> **What to do**: Gather all lines from the material that contain the word "Packaging".

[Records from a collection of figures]

============================================================

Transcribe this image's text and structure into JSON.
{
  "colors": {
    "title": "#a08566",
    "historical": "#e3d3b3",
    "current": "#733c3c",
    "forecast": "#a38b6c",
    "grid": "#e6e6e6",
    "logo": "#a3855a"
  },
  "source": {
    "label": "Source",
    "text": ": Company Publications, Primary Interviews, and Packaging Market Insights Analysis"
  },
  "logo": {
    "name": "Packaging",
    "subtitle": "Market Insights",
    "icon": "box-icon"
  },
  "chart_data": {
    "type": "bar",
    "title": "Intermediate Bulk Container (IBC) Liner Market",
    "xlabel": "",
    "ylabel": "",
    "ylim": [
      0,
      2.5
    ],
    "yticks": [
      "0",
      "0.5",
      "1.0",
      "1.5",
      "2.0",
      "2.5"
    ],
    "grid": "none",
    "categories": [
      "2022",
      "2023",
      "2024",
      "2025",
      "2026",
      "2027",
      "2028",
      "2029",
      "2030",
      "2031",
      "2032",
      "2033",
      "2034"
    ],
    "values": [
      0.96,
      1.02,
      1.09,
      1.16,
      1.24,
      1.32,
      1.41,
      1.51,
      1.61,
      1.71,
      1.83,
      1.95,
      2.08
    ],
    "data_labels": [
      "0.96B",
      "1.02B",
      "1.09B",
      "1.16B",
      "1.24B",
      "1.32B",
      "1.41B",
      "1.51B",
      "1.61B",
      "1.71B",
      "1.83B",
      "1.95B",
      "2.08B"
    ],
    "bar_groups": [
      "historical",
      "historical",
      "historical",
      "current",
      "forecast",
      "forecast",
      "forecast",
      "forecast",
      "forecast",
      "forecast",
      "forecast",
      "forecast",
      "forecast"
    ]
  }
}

============================================================

> **Solution**:
    "text": ": Company Publications, Primary Interviews, and Packaging Market Insights Analysis"
    "name": "Packaging",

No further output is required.